• Task prompt
Present each line of the entries below that holds the word "name".
--------------------
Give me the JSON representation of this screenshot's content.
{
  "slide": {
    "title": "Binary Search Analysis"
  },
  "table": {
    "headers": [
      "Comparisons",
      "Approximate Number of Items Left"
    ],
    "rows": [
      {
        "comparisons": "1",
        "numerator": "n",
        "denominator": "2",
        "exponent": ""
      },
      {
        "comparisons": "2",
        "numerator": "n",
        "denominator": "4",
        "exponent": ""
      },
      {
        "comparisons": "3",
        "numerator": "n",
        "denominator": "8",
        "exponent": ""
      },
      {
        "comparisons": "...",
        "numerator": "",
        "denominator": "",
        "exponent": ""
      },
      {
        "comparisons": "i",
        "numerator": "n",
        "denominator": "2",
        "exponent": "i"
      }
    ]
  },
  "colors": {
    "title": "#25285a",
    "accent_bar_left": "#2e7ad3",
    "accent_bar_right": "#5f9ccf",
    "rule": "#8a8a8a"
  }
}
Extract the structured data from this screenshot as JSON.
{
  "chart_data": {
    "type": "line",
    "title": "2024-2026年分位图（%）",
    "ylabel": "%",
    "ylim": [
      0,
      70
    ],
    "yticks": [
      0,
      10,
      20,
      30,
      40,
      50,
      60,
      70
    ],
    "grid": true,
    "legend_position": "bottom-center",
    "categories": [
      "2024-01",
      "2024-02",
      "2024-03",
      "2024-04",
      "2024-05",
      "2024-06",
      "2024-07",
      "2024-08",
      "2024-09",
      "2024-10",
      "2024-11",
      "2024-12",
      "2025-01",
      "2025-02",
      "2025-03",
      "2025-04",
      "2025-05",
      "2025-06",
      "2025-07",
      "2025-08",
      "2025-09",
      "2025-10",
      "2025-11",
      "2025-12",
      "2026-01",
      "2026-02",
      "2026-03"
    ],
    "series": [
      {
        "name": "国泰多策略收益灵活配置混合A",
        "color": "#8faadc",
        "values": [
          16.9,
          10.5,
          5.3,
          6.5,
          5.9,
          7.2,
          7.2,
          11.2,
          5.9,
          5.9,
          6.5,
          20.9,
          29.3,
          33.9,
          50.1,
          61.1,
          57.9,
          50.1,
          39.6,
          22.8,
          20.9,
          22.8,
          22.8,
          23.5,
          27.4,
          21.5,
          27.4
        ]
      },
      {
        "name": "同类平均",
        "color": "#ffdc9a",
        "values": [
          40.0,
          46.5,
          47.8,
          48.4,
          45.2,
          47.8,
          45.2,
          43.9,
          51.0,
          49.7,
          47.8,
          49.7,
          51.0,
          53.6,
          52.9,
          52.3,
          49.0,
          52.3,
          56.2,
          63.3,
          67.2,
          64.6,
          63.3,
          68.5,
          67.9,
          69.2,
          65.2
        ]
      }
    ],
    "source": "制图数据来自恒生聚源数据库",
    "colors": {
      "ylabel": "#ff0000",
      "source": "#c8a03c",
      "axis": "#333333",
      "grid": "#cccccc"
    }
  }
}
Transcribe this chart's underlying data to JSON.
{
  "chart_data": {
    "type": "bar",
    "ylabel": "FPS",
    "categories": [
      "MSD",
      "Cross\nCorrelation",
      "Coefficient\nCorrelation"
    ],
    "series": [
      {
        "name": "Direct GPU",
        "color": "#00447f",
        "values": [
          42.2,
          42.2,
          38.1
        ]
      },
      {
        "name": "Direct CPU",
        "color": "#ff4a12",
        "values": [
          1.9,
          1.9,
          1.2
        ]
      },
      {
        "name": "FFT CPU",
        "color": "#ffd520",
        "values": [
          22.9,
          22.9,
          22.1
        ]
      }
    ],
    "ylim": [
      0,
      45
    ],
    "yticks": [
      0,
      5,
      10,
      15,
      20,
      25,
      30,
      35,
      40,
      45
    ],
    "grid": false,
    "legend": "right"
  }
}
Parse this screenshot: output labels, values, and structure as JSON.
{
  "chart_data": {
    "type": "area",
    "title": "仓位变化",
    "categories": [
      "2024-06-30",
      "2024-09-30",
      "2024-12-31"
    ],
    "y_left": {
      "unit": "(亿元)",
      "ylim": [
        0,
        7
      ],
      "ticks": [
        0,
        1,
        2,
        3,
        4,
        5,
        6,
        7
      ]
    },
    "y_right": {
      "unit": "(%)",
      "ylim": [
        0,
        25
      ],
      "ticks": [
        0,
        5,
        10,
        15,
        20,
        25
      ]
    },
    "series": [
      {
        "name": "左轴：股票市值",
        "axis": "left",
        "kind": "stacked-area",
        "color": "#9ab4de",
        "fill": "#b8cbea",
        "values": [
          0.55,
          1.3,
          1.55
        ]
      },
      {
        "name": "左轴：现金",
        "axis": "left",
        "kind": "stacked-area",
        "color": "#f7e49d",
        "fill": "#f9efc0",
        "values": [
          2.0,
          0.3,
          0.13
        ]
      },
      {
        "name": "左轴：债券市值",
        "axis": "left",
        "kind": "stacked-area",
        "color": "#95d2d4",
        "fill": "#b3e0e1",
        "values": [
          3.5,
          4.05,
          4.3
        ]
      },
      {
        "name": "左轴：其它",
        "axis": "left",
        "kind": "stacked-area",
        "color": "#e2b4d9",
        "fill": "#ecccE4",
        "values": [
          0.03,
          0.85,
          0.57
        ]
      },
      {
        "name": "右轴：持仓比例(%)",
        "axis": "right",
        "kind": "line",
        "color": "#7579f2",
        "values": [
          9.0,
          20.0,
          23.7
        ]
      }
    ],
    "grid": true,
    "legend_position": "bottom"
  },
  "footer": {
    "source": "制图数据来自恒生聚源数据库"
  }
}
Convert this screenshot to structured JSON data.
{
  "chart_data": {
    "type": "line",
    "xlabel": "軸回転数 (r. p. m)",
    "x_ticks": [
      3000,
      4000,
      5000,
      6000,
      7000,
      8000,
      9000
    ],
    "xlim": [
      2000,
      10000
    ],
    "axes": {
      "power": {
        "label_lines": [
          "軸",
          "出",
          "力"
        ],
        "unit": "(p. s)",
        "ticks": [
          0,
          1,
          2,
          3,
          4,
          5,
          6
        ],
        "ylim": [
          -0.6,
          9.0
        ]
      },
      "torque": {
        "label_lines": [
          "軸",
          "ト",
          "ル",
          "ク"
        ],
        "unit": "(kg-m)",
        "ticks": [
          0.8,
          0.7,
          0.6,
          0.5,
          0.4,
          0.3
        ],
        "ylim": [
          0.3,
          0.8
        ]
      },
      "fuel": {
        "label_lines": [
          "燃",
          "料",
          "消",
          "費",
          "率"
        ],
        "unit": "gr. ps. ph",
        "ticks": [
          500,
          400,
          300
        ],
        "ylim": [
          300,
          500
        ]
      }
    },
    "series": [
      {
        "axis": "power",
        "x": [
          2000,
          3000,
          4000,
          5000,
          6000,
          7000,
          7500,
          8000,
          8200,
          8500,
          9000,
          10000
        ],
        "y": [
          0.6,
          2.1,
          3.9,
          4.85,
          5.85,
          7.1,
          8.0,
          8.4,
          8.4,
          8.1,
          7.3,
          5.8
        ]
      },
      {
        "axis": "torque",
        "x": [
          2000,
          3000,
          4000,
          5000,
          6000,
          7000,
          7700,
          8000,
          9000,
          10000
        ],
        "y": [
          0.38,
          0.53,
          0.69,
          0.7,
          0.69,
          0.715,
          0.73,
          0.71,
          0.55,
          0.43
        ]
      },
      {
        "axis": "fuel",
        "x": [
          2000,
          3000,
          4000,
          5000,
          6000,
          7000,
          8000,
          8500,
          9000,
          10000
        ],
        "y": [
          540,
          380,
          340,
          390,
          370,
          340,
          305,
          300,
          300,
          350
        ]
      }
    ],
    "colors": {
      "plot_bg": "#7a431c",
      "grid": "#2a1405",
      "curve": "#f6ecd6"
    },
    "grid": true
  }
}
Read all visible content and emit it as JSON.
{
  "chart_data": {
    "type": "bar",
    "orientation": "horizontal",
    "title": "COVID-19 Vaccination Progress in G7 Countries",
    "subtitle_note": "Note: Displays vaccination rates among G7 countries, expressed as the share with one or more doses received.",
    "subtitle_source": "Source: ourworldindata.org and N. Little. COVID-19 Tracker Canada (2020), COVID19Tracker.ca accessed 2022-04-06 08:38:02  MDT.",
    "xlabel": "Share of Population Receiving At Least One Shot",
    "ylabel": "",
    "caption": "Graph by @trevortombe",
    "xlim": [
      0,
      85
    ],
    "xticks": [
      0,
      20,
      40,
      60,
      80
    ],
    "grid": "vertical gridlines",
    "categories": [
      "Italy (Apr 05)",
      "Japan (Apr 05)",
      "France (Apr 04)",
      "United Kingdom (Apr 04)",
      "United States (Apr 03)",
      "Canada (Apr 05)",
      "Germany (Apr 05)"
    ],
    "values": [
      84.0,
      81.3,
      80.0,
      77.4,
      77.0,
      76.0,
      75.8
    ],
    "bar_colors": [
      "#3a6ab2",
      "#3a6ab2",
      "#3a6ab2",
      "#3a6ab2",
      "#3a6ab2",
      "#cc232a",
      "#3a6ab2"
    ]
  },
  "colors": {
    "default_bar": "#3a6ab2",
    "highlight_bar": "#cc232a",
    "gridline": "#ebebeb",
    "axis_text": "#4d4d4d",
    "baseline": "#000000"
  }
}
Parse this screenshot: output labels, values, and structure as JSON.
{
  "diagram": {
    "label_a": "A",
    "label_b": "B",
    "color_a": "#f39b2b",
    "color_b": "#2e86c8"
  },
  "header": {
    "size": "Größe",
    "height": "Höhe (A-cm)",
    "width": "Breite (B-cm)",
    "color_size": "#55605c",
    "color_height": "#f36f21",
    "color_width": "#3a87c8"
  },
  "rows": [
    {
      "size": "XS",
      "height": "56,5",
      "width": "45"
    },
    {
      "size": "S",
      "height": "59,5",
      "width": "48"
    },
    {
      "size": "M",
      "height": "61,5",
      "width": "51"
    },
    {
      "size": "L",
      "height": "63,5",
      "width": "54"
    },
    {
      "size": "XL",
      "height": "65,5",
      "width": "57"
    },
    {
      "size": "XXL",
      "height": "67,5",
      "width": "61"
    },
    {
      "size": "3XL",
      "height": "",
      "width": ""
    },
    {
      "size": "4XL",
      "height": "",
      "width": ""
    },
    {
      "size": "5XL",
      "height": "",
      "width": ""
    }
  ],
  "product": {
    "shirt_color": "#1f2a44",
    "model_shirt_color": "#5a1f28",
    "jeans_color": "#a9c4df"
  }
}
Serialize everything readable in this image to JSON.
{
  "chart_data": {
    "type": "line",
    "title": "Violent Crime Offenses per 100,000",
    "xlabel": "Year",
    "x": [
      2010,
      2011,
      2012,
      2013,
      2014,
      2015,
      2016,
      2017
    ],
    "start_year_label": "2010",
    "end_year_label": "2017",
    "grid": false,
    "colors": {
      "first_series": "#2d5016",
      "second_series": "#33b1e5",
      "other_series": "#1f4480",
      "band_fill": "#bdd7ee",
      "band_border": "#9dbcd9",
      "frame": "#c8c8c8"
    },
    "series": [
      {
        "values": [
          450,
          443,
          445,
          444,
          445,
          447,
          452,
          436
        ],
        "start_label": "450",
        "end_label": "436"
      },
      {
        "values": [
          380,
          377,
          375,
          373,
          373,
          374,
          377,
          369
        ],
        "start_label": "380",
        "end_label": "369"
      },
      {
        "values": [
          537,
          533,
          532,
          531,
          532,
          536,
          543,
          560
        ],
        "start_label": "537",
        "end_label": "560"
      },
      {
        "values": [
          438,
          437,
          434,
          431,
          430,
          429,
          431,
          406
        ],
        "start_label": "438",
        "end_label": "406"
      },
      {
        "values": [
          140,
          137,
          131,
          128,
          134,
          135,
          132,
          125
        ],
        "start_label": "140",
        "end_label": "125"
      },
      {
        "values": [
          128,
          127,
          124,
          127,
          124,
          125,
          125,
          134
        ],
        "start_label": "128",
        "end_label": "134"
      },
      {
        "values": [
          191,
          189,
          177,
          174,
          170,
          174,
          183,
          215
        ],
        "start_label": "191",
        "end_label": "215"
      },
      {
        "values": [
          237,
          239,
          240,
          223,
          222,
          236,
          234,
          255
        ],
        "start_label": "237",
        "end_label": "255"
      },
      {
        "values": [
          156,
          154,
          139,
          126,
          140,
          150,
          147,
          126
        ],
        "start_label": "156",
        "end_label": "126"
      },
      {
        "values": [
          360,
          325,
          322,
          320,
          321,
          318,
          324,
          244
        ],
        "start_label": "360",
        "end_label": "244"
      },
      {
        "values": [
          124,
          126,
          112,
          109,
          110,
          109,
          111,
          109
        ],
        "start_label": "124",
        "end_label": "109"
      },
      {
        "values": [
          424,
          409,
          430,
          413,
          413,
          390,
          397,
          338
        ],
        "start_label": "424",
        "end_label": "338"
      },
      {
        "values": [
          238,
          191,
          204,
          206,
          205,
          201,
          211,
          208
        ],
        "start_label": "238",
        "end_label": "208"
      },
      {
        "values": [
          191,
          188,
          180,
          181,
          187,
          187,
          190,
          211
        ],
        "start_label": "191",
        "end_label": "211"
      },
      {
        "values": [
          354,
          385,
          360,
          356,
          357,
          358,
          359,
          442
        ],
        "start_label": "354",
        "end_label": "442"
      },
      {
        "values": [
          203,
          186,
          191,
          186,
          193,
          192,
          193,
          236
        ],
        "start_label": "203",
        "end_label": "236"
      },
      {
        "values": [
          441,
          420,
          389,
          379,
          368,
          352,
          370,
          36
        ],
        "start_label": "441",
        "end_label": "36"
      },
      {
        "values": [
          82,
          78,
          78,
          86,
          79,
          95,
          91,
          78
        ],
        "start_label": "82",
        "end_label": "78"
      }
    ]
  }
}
--------------------
• Task output
        "name": "国泰多策略收益灵活配置混合A",
        "name": "同类平均",
        "name": "Direct GPU",
        "name": "Direct CPU",
        "name": "FFT CPU",
        "name": "左轴：股票市值",
        "name": "左轴：现金",
        "name": "左轴：债券市值",
        "name": "左轴：其它",
        "name": "右轴：持仓比例(%)",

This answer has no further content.